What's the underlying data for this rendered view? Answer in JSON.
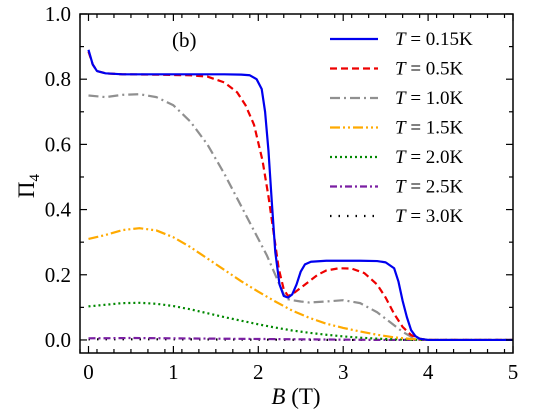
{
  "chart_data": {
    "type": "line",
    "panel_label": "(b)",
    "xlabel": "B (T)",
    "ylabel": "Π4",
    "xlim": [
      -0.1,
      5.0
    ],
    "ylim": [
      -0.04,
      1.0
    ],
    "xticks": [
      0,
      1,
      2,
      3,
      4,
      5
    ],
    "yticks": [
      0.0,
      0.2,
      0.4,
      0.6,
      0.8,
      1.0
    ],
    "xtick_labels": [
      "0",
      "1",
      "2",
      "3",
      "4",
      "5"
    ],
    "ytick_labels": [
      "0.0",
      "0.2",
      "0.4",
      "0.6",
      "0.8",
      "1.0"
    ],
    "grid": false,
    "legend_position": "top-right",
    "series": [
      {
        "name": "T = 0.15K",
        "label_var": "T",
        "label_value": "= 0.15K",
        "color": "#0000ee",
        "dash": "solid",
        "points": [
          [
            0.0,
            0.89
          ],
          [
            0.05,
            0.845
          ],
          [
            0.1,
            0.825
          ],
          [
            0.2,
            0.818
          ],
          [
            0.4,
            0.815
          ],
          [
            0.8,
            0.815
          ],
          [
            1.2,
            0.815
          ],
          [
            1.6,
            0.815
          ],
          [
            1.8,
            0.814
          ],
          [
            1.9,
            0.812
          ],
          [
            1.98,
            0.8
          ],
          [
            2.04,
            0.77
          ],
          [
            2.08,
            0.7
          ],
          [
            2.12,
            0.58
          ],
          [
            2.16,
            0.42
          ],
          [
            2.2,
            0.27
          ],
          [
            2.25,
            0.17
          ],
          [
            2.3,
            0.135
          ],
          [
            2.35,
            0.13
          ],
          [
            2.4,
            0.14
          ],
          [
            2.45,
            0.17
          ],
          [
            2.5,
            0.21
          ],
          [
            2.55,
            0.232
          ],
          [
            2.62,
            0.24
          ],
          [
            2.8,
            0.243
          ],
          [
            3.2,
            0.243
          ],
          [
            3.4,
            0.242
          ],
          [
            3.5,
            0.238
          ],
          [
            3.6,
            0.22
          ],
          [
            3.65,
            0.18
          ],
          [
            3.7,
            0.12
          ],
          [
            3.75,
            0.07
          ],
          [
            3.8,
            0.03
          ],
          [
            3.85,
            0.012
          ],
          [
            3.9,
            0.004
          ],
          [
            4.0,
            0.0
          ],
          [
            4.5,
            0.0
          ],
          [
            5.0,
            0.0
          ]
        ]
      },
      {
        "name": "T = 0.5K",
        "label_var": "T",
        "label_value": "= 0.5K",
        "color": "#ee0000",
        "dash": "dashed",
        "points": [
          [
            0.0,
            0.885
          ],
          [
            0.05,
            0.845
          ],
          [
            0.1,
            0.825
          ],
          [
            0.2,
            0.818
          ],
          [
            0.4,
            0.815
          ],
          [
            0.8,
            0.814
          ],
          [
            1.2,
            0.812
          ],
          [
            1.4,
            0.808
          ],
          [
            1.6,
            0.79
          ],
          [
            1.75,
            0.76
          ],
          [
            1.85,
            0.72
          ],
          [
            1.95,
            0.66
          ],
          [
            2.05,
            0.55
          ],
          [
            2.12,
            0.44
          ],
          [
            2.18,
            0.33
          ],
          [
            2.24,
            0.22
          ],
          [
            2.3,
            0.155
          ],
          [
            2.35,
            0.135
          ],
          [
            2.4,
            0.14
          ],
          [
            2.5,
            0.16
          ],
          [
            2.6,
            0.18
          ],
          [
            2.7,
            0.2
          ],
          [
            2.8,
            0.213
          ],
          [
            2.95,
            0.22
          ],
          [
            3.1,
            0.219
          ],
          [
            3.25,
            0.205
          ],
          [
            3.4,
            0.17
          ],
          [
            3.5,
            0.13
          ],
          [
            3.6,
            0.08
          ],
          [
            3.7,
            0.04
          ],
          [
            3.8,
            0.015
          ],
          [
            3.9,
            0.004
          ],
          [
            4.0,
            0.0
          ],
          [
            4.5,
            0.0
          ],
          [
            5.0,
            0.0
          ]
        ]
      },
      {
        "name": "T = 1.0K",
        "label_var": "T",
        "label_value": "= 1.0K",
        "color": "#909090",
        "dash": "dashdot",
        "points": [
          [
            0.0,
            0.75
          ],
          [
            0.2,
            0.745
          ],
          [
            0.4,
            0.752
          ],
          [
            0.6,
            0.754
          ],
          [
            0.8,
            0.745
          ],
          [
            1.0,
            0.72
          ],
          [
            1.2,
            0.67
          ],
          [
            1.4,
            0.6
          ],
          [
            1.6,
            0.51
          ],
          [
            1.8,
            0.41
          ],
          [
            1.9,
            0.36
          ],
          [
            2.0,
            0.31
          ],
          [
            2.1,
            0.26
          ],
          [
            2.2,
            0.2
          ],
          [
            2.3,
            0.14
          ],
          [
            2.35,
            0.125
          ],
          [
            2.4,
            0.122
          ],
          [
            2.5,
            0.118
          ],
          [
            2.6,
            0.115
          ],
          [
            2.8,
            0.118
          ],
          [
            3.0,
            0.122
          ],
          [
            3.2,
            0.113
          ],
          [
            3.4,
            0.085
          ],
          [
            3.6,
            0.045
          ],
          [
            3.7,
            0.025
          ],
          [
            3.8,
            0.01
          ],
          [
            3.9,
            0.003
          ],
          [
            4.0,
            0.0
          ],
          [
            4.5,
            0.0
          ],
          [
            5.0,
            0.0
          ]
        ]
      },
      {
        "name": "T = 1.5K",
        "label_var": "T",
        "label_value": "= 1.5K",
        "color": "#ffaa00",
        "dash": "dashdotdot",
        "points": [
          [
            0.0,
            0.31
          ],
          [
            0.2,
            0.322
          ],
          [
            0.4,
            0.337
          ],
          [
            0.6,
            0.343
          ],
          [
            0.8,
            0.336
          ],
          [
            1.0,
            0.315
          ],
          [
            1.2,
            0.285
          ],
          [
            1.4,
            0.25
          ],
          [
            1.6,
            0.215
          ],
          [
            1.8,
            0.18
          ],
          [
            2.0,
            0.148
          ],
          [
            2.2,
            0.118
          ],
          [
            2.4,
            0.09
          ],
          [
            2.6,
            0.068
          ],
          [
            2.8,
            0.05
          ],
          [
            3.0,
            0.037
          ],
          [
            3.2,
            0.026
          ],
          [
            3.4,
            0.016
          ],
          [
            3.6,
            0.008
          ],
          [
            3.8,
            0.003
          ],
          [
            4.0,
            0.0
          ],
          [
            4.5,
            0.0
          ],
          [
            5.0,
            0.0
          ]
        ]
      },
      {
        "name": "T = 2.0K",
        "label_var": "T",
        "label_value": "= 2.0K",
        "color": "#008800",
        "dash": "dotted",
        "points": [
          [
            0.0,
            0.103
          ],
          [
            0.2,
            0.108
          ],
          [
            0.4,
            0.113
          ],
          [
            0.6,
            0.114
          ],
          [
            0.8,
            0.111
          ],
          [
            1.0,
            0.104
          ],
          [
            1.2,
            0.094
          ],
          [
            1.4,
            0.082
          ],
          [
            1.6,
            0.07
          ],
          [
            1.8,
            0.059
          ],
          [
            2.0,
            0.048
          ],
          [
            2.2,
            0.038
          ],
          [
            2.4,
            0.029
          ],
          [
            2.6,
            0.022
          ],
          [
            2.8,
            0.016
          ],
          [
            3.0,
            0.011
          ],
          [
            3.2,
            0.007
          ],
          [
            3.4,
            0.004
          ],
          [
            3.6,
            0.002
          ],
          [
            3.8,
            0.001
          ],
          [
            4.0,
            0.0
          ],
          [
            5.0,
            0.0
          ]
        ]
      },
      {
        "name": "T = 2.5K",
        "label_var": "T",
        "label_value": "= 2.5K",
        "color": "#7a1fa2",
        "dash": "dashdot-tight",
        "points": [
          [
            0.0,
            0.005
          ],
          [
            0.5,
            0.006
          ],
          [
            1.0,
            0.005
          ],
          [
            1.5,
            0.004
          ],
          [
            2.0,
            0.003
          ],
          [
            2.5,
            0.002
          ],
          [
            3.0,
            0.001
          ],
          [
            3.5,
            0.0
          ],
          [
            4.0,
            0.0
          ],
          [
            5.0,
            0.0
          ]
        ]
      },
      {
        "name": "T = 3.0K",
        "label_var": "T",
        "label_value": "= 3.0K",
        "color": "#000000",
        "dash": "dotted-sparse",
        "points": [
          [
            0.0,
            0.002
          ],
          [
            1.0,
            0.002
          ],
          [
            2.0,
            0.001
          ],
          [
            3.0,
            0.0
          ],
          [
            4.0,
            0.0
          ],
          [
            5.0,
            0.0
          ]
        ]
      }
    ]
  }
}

• Direction: Copy each line above that contains the word "name".

• Task solution:
        "name": "T = 0.15K",
        "name": "T = 0.5K",
        "name": "T = 1.0K",
        "name": "T = 1.5K",
        "name": "T = 2.0K",
        "name": "T = 2.5K",
        "name": "T = 3.0K",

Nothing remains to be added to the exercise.